Instructions for the task:
Go through the listing and pick out each line with the word "البصرية" in it.

Data to use:
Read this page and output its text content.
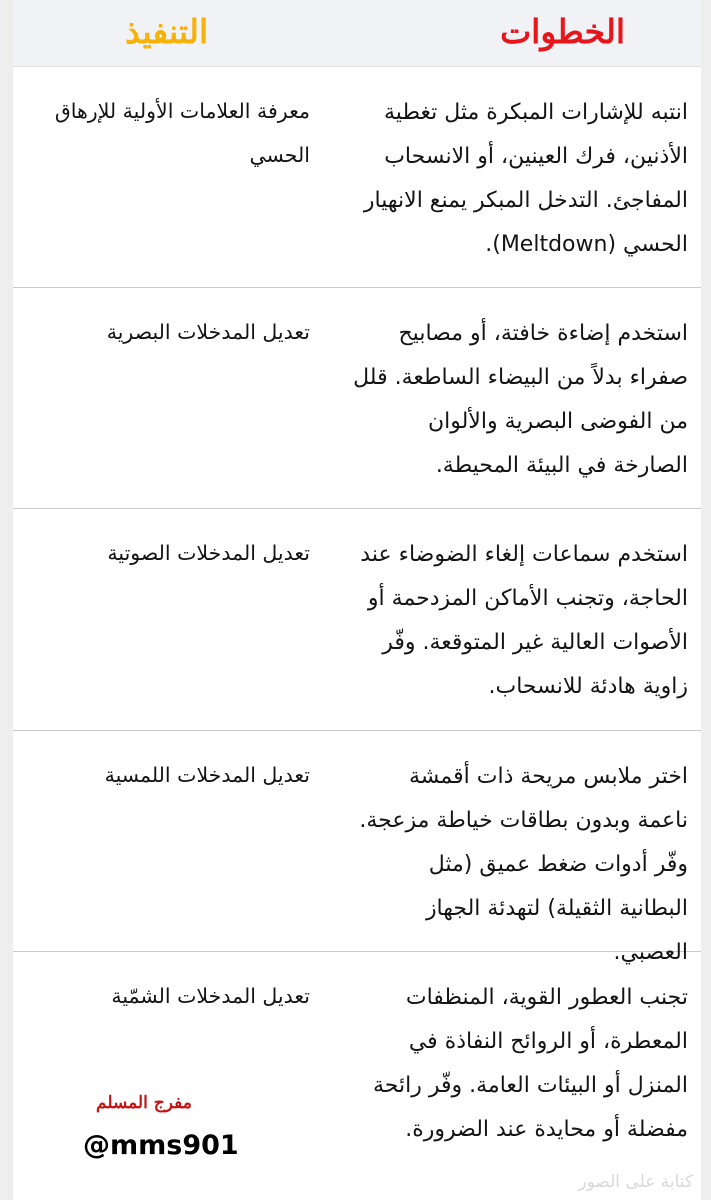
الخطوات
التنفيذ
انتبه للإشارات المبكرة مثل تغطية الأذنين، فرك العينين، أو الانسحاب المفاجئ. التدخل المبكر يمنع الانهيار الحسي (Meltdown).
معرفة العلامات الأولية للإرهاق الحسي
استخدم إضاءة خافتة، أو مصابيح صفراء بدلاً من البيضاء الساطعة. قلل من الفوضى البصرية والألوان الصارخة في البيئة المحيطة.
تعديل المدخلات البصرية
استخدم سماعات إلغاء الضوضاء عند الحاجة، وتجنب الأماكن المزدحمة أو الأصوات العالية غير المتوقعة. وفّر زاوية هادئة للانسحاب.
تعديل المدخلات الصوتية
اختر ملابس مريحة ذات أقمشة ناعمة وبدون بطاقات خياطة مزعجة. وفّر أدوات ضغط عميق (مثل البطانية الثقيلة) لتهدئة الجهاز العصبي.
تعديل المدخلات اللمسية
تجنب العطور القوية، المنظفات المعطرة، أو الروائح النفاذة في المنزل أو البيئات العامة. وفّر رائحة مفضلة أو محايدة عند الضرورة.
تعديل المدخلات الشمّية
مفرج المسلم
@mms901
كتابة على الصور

---

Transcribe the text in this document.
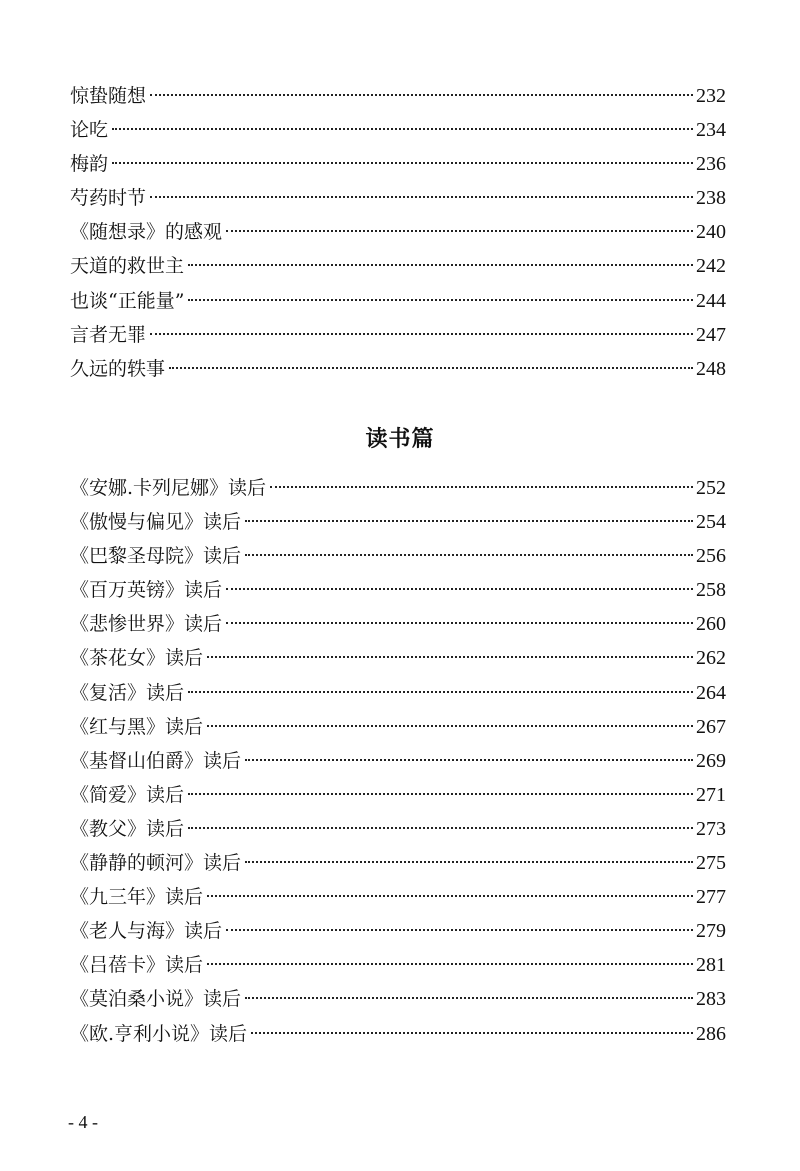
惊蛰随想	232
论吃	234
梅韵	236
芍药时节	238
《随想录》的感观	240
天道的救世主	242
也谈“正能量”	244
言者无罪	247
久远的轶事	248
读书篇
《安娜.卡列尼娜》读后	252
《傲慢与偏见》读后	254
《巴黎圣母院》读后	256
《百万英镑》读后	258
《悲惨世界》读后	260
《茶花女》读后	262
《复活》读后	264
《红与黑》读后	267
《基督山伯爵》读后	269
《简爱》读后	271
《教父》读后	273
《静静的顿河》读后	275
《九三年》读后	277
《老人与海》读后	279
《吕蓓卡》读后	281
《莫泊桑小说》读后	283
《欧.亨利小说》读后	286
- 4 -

Solution for this problem:
استخدم إضاءة خافتة، أو مصابيح صفراء بدلاً من البيضاء الساطعة. قلل من الفوضى البصرية والألوان الصارخة في البيئة المحيطة.
تعديل المدخلات البصرية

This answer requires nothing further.